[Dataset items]
========

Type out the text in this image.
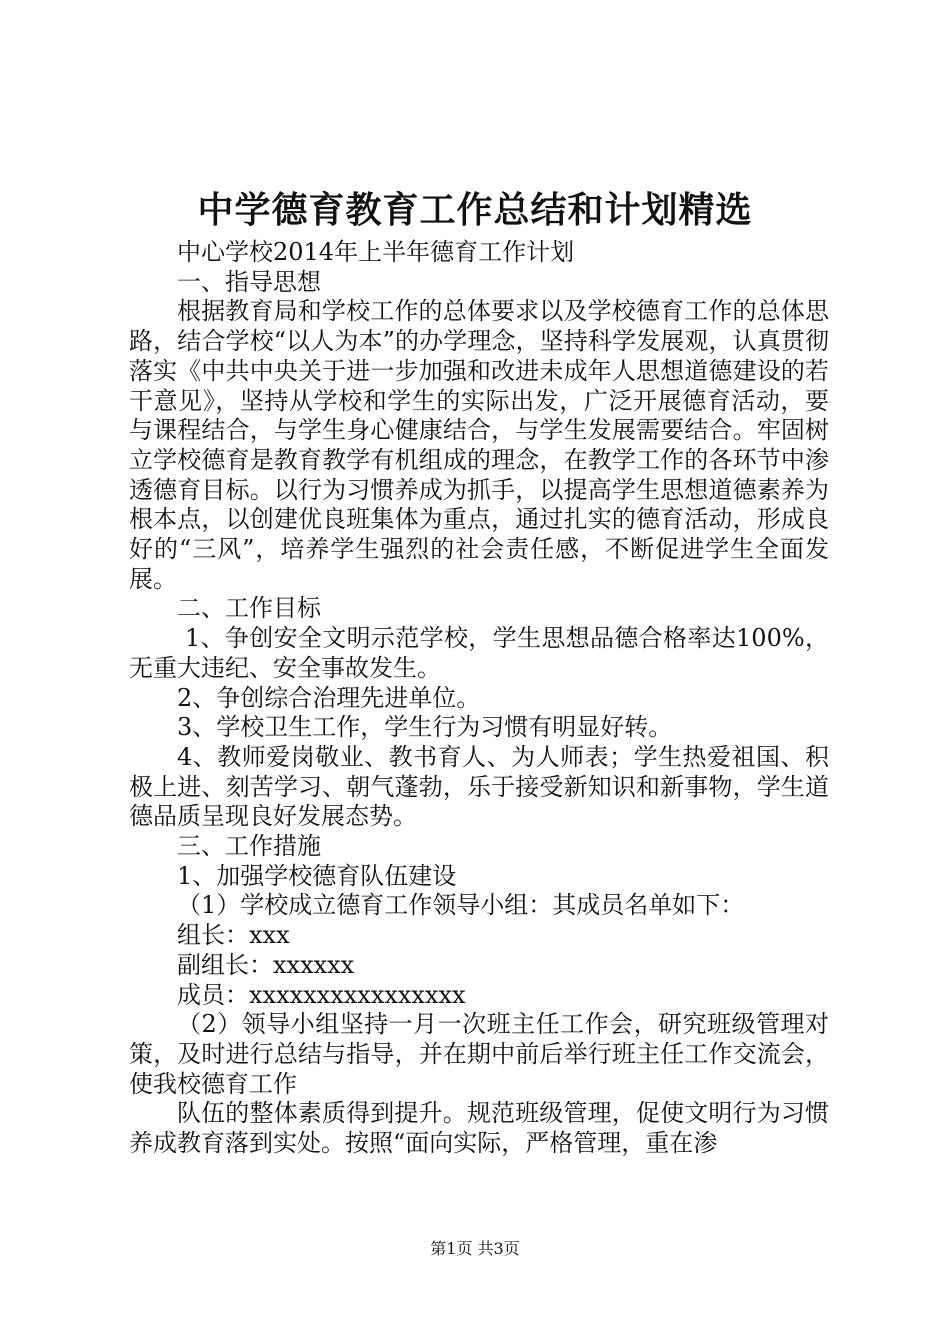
中学德育教育工作总结和计划精选

中心学校2014年上半年德育工作计划

一、指导思想

根据教育局和学校工作的总体要求以及学校德育工作的总体思路，结合学校“以人为本”的办学理念，坚持科学发展观，认真贯彻落实《中共中央关于进一步加强和改进未成年人思想道德建设的若干意见》，坚持从学校和学生的实际出发，广泛开展德育活动，要与课程结合，与学生身心健康结合，与学生发展需要结合。牢固树立学校德育是教育教学有机组成的理念，在教学工作的各环节中渗透德育目标。以行为习惯养成为抓手，以提高学生思想道德素养为根本点，以创建优良班集体为重点，通过扎实的德育活动，形成良好的“三风”，培养学生强烈的社会责任感，不断促进学生全面发展。

二、工作目标

1、争创安全文明示范学校，学生思想品德合格率达100%，无重大违纪、安全事故发生。

2、争创综合治理先进单位。

3、学校卫生工作，学生行为习惯有明显好转。

4、教师爱岗敬业、教书育人、为人师表；学生热爱祖国、积极上进、刻苦学习、朝气蓬勃，乐于接受新知识和新事物，学生道德品质呈现良好发展态势。

三、工作措施

1、加强学校德育队伍建设

（1）学校成立德育工作领导小组：其成员名单如下：

组长：xxx

副组长：xxxxxx

成员：xxxxxxxxxxxxxxxx

（2）领导小组坚持一月一次班主任工作会，研究班级管理对策，及时进行总结与指导，并在期中前后举行班主任工作交流会，使我校德育工作

队伍的整体素质得到提升。规范班级管理，促使文明行为习惯养成教育落到实处。按照“面向实际，严格管理，重在渗

第1页 共3页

========

Copy every record character for character. Skip the pictures.

Type out the text in this image.
中学德育教育工作总结和计划精选

中心学校2014年上半年德育工作计划

一、指导思想

根据教育局和学校工作的总体要求以及学校德育工作的总体思路，结合学校“以人为本”的办学理念，坚持科学发展观，认真贯彻落实《中共中央关于进一步加强和改进未成年人思想道德建设的若干意见》，坚持从学校和学生的实际出发，广泛开展德育活动，要与课程结合，与学生身心健康结合，与学生发展需要结合。牢固树立学校德育是教育教学有机组成的理念，在教学工作的各环节中渗透德育目标。以行为习惯养成为抓手，以提高学生思想道德素养为根本点，以创建优良班集体为重点，通过扎实的德育活动，形成良好的“三风”，培养学生强烈的社会责任感，不断促进学生全面发展。

二、工作目标

1、争创安全文明示范学校，学生思想品德合格率达100%，无重大违纪、安全事故发生。

2、争创综合治理先进单位。

3、学校卫生工作，学生行为习惯有明显好转。

4、教师爱岗敬业、教书育人、为人师表；学生热爱祖国、积极上进、刻苦学习、朝气蓬勃，乐于接受新知识和新事物，学生道德品质呈现良好发展态势。

三、工作措施

1、加强学校德育队伍建设

（1）学校成立德育工作领导小组：其成员名单如下：

组长：xxx

副组长：xxxxxx

成员：xxxxxxxxxxxxxxxx

（2）领导小组坚持一月一次班主任工作会，研究班级管理对策，及时进行总结与指导，并在期中前后举行班主任工作交流会，使我校德育工作

队伍的整体素质得到提升。规范班级管理，促使文明行为习惯养成教育落到实处。按照“面向实际，严格管理，重在渗

第1页 共3页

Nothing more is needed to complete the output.